>> START Provided entries
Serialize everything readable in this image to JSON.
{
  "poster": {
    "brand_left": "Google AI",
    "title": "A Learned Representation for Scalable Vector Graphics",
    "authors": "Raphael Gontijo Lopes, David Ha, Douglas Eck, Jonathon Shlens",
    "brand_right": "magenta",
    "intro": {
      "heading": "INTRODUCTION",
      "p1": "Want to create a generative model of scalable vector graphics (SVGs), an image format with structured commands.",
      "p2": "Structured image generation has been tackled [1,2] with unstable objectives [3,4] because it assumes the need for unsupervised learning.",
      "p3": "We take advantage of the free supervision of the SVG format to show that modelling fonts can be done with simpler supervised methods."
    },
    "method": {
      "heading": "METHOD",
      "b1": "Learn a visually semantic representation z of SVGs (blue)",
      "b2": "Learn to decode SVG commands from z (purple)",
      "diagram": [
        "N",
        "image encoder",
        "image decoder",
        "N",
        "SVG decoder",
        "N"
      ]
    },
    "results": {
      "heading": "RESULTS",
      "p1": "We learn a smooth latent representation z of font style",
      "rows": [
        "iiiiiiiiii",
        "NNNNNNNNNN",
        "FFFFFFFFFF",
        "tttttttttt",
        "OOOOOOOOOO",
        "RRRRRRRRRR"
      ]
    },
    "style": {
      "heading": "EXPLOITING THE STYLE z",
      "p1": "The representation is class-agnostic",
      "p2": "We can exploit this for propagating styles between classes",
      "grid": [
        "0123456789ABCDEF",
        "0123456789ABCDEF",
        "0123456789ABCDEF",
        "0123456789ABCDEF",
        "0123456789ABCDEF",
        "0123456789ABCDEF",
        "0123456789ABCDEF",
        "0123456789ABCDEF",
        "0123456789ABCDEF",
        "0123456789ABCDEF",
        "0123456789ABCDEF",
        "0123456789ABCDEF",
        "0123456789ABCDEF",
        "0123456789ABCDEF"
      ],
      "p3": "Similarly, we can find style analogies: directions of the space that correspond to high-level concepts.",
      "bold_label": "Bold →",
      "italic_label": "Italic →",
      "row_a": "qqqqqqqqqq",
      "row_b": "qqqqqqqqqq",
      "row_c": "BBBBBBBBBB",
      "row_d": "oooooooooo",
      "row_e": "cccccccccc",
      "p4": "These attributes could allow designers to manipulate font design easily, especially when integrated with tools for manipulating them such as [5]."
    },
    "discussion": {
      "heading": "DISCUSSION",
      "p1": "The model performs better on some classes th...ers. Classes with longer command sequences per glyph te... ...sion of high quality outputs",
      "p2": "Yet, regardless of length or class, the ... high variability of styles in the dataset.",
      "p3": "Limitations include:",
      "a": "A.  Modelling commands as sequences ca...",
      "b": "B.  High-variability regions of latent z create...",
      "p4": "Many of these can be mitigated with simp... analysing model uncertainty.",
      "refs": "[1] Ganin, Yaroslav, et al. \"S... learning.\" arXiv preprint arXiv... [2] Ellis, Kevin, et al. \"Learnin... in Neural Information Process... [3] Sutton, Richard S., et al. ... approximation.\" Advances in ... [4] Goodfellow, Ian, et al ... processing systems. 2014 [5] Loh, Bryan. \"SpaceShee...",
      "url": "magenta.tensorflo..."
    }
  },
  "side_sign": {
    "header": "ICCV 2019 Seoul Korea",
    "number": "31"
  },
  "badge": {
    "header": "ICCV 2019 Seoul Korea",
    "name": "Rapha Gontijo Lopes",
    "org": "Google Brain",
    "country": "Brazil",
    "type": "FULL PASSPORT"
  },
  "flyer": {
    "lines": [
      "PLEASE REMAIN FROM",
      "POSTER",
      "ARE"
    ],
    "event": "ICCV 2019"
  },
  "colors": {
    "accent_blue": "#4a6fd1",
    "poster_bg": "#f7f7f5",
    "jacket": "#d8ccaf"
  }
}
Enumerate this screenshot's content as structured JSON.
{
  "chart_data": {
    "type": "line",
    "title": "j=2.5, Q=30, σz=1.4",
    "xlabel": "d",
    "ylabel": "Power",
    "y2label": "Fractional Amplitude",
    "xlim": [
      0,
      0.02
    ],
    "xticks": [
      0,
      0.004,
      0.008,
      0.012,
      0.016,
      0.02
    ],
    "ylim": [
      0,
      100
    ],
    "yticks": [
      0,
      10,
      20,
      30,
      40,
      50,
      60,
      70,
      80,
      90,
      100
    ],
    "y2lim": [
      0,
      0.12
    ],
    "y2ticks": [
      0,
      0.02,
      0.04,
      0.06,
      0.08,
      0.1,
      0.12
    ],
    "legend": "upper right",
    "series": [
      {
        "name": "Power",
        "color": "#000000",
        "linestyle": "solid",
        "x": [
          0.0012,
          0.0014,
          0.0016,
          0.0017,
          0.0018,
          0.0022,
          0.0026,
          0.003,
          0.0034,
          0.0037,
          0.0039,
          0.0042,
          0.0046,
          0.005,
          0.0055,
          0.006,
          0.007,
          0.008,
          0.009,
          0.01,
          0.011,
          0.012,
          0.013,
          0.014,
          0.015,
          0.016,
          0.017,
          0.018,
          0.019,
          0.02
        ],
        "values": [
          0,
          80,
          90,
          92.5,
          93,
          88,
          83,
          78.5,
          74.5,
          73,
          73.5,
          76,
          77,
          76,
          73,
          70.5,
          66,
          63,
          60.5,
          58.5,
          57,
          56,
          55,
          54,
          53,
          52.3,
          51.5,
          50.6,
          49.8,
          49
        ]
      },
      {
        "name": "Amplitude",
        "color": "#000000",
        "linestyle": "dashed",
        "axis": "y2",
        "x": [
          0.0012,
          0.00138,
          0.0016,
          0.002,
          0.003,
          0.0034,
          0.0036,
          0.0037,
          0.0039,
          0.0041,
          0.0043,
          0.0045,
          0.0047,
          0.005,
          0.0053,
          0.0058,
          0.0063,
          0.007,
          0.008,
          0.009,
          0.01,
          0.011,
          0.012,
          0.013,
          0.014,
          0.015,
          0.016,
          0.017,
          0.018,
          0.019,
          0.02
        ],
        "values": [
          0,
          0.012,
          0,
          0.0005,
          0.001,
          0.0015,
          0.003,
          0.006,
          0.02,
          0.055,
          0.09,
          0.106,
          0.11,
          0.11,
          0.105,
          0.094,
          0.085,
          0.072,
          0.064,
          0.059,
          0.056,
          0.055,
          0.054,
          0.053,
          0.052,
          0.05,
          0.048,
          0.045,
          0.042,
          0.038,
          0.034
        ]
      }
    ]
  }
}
>> END Provided entries
▶ _Work to complete_: Of the lines in the data above, how many contain the word "image"? Give only that figure.

▶ _Full solution_: 5